> _What this task involves_: Copy each line below that contains "Phase".

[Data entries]
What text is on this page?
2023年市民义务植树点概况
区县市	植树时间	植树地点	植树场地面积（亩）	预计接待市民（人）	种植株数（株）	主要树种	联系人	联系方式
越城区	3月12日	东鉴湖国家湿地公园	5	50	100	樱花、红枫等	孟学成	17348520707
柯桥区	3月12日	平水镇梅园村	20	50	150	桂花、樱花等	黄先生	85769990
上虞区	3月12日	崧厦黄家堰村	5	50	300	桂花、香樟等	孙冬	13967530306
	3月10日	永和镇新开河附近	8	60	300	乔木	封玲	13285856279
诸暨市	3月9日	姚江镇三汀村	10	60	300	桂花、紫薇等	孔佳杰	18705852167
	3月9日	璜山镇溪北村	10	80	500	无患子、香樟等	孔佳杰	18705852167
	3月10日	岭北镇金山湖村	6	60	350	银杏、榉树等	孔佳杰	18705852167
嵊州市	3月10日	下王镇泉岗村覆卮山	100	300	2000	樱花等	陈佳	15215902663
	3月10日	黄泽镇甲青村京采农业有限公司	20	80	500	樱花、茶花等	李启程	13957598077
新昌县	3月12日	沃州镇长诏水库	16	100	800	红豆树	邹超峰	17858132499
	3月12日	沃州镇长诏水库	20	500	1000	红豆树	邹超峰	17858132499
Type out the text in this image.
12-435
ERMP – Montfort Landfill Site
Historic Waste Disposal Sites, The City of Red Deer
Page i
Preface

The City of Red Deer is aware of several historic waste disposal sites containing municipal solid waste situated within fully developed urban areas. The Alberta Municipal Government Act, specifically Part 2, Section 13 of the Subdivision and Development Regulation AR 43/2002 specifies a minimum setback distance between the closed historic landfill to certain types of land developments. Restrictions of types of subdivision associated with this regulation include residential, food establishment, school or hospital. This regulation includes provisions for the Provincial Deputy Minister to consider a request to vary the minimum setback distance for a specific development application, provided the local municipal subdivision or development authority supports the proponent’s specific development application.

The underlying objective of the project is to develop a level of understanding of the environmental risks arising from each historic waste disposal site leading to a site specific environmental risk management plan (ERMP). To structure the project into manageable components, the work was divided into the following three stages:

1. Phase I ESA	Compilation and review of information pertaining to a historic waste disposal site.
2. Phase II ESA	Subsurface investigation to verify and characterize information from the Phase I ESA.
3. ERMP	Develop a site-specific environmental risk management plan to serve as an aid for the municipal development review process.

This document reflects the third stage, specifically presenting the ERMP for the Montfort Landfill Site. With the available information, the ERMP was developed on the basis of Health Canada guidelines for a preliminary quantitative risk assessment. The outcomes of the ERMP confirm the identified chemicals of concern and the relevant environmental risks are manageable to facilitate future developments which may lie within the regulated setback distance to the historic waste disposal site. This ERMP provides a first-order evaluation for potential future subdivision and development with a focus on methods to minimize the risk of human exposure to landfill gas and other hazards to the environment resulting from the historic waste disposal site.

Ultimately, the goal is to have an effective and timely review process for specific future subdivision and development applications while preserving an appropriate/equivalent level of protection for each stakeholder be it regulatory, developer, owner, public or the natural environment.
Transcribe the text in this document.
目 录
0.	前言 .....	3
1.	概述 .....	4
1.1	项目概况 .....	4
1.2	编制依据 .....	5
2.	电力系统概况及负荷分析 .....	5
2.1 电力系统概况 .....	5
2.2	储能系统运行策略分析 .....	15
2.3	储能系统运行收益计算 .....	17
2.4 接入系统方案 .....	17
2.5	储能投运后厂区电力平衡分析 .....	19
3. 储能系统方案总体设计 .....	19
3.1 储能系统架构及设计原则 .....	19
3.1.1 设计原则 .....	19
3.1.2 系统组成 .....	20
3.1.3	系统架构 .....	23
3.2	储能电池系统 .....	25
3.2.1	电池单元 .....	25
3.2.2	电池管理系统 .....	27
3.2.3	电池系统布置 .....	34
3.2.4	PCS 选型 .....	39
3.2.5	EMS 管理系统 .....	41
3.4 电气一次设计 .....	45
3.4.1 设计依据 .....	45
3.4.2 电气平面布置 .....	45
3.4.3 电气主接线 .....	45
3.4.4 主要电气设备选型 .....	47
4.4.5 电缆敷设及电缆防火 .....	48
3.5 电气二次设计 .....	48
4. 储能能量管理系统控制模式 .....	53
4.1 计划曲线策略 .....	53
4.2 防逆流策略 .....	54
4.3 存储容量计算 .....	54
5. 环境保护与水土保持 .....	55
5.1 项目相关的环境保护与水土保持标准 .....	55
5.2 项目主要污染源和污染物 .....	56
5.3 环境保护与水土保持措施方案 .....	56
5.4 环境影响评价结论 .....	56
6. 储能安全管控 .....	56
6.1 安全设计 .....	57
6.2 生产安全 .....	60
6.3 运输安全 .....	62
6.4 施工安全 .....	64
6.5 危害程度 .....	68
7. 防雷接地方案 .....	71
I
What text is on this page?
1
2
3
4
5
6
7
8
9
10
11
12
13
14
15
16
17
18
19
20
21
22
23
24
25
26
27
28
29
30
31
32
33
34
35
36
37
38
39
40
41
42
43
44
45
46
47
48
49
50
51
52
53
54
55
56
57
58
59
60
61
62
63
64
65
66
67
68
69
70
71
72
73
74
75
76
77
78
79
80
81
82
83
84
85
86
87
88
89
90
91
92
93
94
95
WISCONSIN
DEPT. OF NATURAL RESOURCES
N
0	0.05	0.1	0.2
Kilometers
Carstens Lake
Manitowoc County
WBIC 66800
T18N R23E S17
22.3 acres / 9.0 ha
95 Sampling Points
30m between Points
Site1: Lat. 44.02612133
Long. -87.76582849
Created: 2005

> _Result for this exercise_:
1. Phase I ESA	Compilation and review of information pertaining to a historic waste disposal site.
2. Phase II ESA	Subsurface investigation to verify and characterize information from the Phase I ESA.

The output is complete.